> [Written request] Only the number is wanted: how many lines of these entries contain the word "Energy"?

> [Input for this task]
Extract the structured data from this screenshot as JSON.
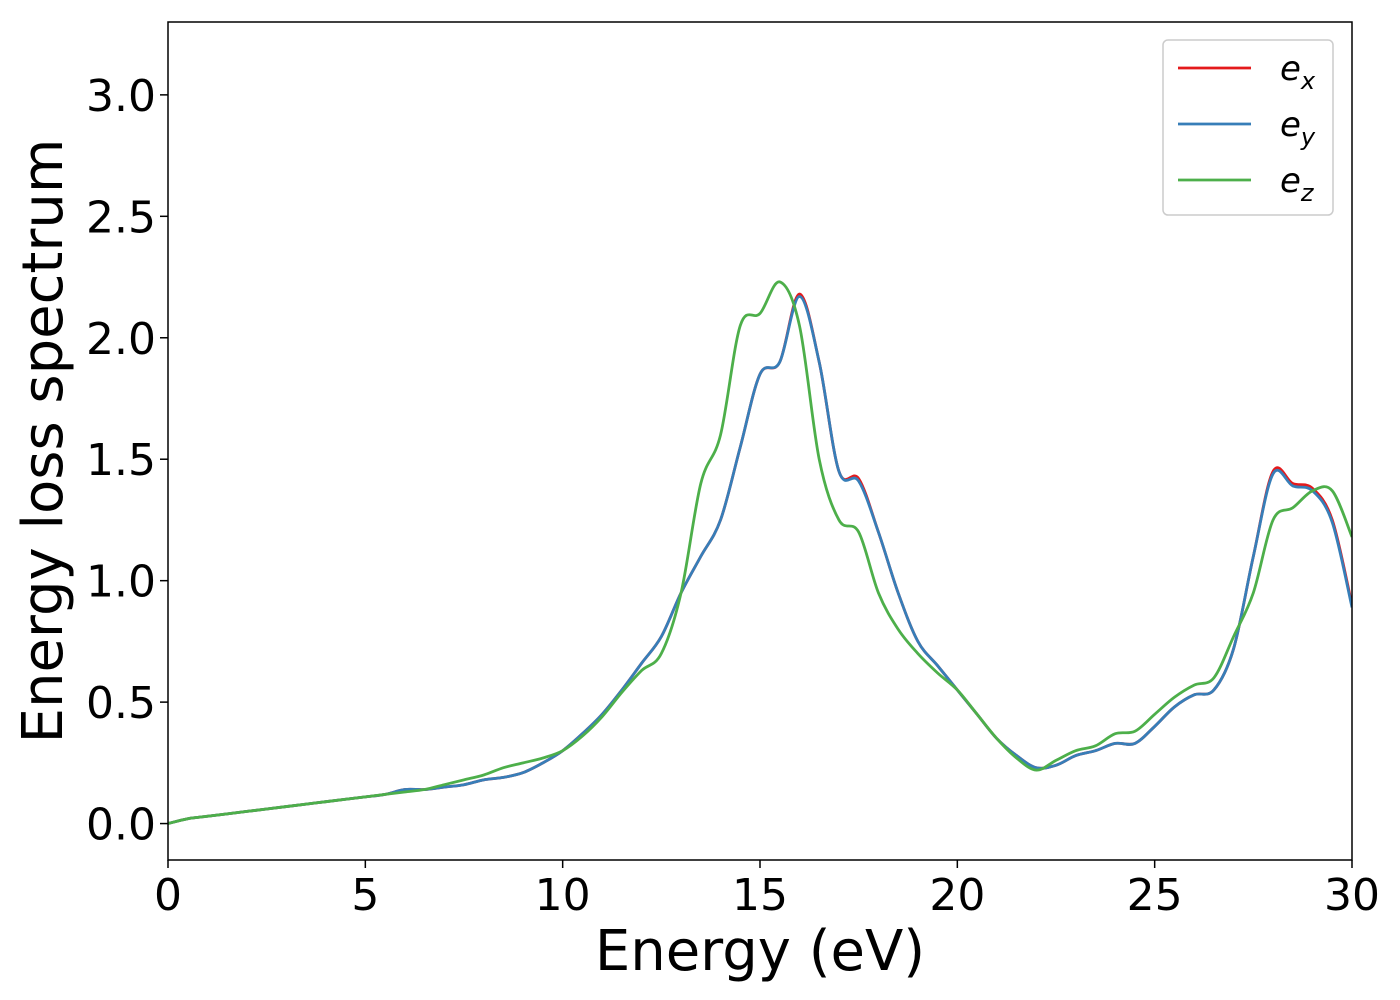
{
  "chart_data": {
    "type": "line",
    "title": "",
    "xlabel": "Energy (eV)",
    "ylabel": "Energy loss spectrum",
    "xlim": [
      0,
      30
    ],
    "ylim": [
      -0.15,
      3.3
    ],
    "x_ticks": [
      0,
      5,
      10,
      15,
      20,
      25,
      30
    ],
    "x_tick_labels": [
      "0",
      "5",
      "10",
      "15",
      "20",
      "25",
      "30"
    ],
    "y_ticks": [
      0.0,
      0.5,
      1.0,
      1.5,
      2.0,
      2.5,
      3.0
    ],
    "y_tick_labels": [
      "0.0",
      "0.5",
      "1.0",
      "1.5",
      "2.0",
      "2.5",
      "3.0"
    ],
    "grid": false,
    "legend_position": "top-right",
    "legend_entries": [
      {
        "base": "e",
        "sub": "x"
      },
      {
        "base": "e",
        "sub": "y"
      },
      {
        "base": "e",
        "sub": "z"
      }
    ],
    "x": [
      0,
      0.5,
      1,
      1.5,
      2,
      2.5,
      3,
      3.5,
      4,
      4.5,
      5,
      5.5,
      6,
      6.5,
      7,
      7.5,
      8,
      8.5,
      9,
      9.5,
      10,
      10.5,
      11,
      11.5,
      12,
      12.5,
      13,
      13.5,
      14,
      14.5,
      15,
      15.5,
      16,
      16.5,
      17,
      17.5,
      18,
      18.5,
      19,
      19.5,
      20,
      20.5,
      21,
      21.5,
      22,
      22.5,
      23,
      23.5,
      24,
      24.5,
      25,
      25.5,
      26,
      26.5,
      27,
      27.5,
      28,
      28.5,
      29,
      29.5,
      30
    ],
    "series": [
      {
        "name": "e_x",
        "color": "#e41a1c",
        "values": [
          0.0,
          0.02,
          0.03,
          0.04,
          0.05,
          0.06,
          0.07,
          0.08,
          0.09,
          0.1,
          0.11,
          0.12,
          0.14,
          0.14,
          0.15,
          0.16,
          0.18,
          0.19,
          0.21,
          0.25,
          0.3,
          0.37,
          0.45,
          0.55,
          0.66,
          0.77,
          0.95,
          1.1,
          1.25,
          1.55,
          1.85,
          1.9,
          2.18,
          1.9,
          1.45,
          1.42,
          1.2,
          0.95,
          0.75,
          0.65,
          0.55,
          0.45,
          0.35,
          0.28,
          0.23,
          0.24,
          0.28,
          0.3,
          0.33,
          0.33,
          0.4,
          0.48,
          0.53,
          0.55,
          0.72,
          1.1,
          1.45,
          1.4,
          1.38,
          1.25,
          0.9
        ]
      },
      {
        "name": "e_y",
        "color": "#377eb8",
        "values": [
          0.0,
          0.02,
          0.03,
          0.04,
          0.05,
          0.06,
          0.07,
          0.08,
          0.09,
          0.1,
          0.11,
          0.12,
          0.14,
          0.14,
          0.15,
          0.16,
          0.18,
          0.19,
          0.21,
          0.25,
          0.3,
          0.37,
          0.45,
          0.55,
          0.66,
          0.77,
          0.95,
          1.1,
          1.25,
          1.55,
          1.85,
          1.9,
          2.17,
          1.9,
          1.45,
          1.41,
          1.2,
          0.95,
          0.75,
          0.65,
          0.55,
          0.45,
          0.35,
          0.28,
          0.23,
          0.24,
          0.28,
          0.3,
          0.33,
          0.33,
          0.4,
          0.48,
          0.53,
          0.55,
          0.72,
          1.1,
          1.44,
          1.39,
          1.37,
          1.24,
          0.89
        ]
      },
      {
        "name": "e_z",
        "color": "#4daf4a",
        "values": [
          0.0,
          0.02,
          0.03,
          0.04,
          0.05,
          0.06,
          0.07,
          0.08,
          0.09,
          0.1,
          0.11,
          0.12,
          0.13,
          0.14,
          0.16,
          0.18,
          0.2,
          0.23,
          0.25,
          0.27,
          0.3,
          0.36,
          0.44,
          0.54,
          0.63,
          0.7,
          0.95,
          1.4,
          1.6,
          2.05,
          2.1,
          2.23,
          2.05,
          1.5,
          1.25,
          1.2,
          0.95,
          0.8,
          0.7,
          0.62,
          0.55,
          0.45,
          0.35,
          0.27,
          0.22,
          0.26,
          0.3,
          0.32,
          0.37,
          0.38,
          0.45,
          0.52,
          0.57,
          0.6,
          0.77,
          0.95,
          1.25,
          1.3,
          1.37,
          1.37,
          1.18
        ]
      }
    ]
  }
}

> [The solution] 2